_Exercise objective_
Would you output the lines from the one with "Output the text content of this document." through the last line of the material below, exactly, but without pictures?

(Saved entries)
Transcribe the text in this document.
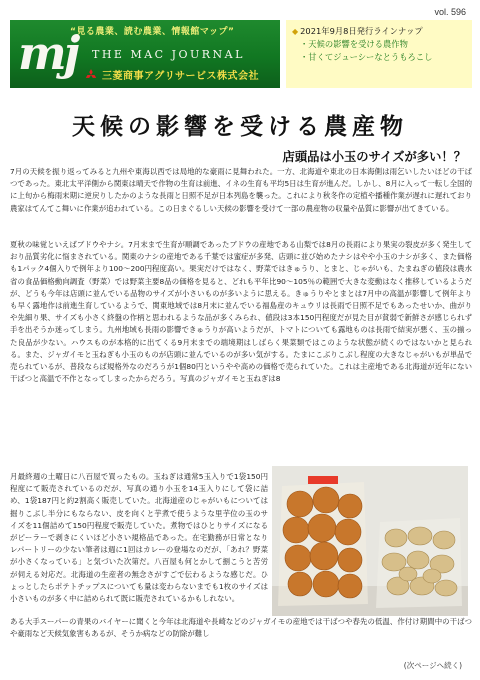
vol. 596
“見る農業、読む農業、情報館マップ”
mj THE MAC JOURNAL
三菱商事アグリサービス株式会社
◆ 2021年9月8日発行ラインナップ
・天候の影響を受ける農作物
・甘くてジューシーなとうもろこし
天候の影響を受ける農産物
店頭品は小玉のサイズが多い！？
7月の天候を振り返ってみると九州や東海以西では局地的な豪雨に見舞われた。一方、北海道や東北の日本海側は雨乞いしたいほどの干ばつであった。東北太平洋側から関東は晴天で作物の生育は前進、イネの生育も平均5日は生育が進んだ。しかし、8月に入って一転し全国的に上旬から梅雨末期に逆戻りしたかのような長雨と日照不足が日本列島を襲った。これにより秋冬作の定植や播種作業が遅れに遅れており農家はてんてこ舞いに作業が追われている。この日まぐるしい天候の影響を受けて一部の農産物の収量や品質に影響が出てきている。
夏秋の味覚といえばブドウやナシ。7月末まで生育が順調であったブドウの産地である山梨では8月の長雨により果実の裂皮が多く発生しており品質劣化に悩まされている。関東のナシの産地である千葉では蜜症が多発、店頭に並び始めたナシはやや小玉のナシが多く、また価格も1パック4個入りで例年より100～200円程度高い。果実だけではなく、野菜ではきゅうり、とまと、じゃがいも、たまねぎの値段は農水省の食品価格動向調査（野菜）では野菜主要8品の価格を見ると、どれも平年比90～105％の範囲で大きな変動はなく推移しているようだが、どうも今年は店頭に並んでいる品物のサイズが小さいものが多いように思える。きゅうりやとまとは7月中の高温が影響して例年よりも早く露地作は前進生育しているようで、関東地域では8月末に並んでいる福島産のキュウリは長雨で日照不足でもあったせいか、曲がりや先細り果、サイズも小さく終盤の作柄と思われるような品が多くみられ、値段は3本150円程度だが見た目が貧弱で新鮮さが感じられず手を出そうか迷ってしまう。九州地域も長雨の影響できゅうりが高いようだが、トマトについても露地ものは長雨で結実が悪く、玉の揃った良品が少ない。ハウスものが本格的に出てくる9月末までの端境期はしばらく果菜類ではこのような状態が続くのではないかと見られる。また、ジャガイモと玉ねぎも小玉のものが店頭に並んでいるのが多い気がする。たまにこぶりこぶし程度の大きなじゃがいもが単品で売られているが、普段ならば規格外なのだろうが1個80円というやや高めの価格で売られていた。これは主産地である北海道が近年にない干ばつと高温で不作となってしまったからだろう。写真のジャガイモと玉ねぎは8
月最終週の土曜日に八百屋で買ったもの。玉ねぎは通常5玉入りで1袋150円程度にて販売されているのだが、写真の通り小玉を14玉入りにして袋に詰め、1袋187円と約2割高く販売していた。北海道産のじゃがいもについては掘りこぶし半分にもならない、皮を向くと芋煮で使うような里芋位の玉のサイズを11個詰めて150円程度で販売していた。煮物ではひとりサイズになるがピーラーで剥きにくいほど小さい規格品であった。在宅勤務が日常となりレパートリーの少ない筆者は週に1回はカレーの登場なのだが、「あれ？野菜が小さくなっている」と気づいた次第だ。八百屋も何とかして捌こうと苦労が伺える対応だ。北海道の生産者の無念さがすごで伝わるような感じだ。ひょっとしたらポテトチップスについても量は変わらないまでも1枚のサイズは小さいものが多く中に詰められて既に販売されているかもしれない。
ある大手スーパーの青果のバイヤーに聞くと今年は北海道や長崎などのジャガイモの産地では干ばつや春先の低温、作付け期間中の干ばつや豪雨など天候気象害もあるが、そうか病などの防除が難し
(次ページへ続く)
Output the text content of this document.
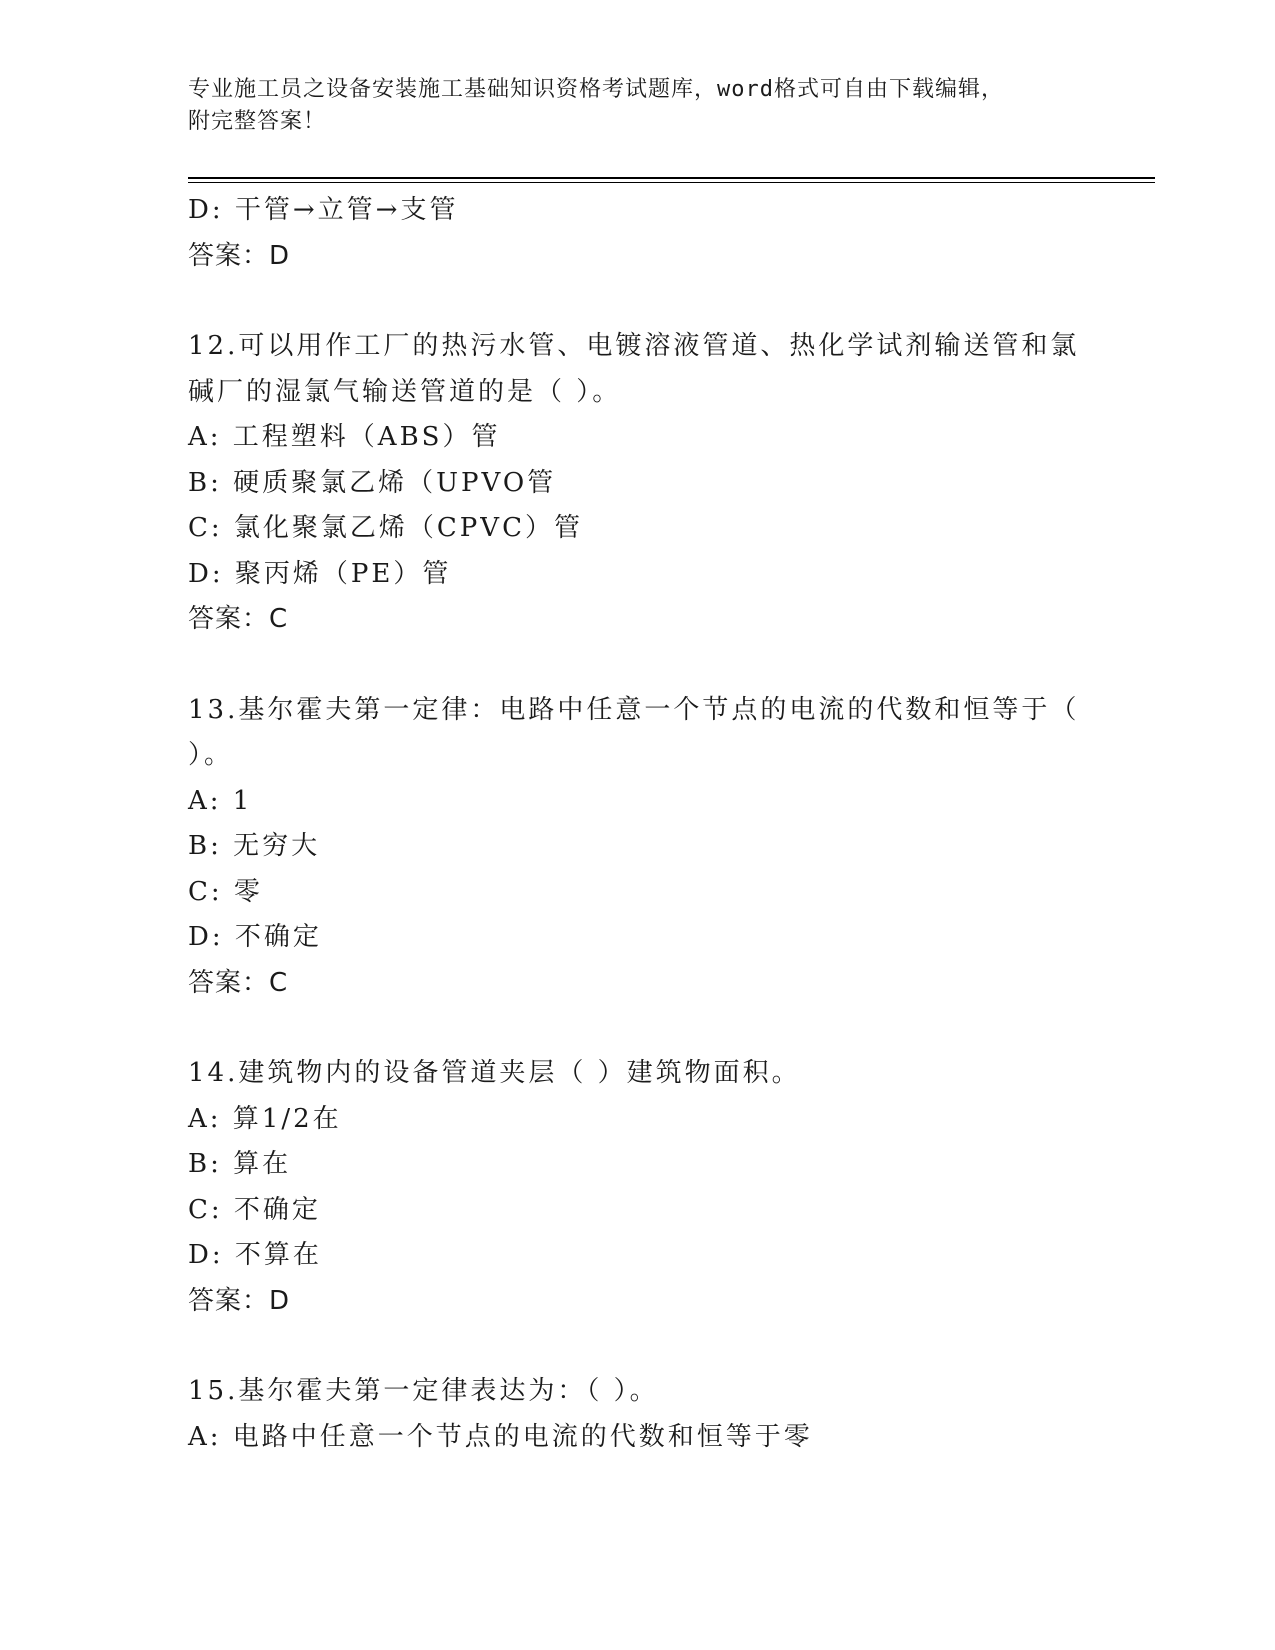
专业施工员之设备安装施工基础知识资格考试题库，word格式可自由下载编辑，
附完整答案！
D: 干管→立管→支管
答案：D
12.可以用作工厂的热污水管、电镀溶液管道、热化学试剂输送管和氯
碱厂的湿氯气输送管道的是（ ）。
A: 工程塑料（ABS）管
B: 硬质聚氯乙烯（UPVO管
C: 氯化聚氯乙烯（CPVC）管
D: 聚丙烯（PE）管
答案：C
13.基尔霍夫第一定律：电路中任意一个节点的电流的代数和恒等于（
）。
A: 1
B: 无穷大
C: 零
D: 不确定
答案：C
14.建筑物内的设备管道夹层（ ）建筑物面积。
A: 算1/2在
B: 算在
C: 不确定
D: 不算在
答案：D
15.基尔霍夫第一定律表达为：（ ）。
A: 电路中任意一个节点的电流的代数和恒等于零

_Solved exercise_
Output the text content of this document.
专业施工员之设备安装施工基础知识资格考试题库，word格式可自由下载编辑，
附完整答案！
D: 干管→立管→支管
答案：D
12.可以用作工厂的热污水管、电镀溶液管道、热化学试剂输送管和氯
碱厂的湿氯气输送管道的是（ ）。
A: 工程塑料（ABS）管
B: 硬质聚氯乙烯（UPVO管
C: 氯化聚氯乙烯（CPVC）管
D: 聚丙烯（PE）管
答案：C
13.基尔霍夫第一定律：电路中任意一个节点的电流的代数和恒等于（
）。
A: 1
B: 无穷大
C: 零
D: 不确定
答案：C
14.建筑物内的设备管道夹层（ ）建筑物面积。
A: 算1/2在
B: 算在
C: 不确定
D: 不算在
答案：D
15.基尔霍夫第一定律表达为：（ ）。
A: 电路中任意一个节点的电流的代数和恒等于零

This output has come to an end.